* **Work required**
Copy out each line below that has the word "company" in it.

* **Extracted data**
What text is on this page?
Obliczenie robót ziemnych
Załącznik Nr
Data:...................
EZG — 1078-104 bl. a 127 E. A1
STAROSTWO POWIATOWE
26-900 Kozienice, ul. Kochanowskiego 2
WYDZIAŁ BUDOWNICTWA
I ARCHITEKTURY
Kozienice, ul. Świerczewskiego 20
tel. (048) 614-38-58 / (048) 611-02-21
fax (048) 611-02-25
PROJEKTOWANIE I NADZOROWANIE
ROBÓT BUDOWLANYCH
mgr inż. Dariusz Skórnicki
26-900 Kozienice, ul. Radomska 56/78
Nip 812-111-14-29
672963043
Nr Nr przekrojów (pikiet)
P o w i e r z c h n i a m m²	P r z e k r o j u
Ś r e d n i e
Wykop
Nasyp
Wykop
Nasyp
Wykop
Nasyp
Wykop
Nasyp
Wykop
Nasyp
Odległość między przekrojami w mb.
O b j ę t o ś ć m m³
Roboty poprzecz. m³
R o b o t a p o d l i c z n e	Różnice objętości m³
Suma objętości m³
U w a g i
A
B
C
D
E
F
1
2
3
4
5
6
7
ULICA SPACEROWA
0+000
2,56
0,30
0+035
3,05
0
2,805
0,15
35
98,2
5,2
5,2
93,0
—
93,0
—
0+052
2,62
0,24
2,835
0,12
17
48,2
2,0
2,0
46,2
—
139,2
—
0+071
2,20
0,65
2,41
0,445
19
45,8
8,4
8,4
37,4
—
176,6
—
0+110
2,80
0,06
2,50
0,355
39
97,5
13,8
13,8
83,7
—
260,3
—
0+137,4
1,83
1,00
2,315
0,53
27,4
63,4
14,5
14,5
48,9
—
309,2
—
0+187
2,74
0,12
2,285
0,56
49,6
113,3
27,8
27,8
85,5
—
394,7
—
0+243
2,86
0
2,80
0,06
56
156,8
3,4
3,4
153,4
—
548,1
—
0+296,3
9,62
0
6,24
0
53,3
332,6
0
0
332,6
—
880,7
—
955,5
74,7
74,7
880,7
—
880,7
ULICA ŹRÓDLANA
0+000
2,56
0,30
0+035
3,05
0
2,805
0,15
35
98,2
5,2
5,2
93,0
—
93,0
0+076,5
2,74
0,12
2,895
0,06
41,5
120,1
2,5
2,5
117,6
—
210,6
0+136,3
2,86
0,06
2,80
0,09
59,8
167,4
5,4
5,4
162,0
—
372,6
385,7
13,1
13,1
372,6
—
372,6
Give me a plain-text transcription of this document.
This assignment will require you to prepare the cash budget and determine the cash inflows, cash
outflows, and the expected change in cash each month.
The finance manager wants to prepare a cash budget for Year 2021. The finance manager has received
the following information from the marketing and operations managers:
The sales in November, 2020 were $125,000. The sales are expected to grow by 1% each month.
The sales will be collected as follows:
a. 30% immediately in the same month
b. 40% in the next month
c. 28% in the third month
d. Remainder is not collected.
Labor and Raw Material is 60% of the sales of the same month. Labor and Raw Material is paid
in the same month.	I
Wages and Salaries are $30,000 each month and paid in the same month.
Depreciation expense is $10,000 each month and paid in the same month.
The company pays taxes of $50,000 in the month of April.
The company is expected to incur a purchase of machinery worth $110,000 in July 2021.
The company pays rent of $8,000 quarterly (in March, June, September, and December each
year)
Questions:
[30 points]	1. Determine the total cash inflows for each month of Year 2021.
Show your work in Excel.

* **Task result**
The company pays taxes of $50,000 in the month of April.
The company is expected to incur a purchase of machinery worth $110,000 in July 2021.
The company pays rent of $8,000 quarterly (in March, June, September, and December each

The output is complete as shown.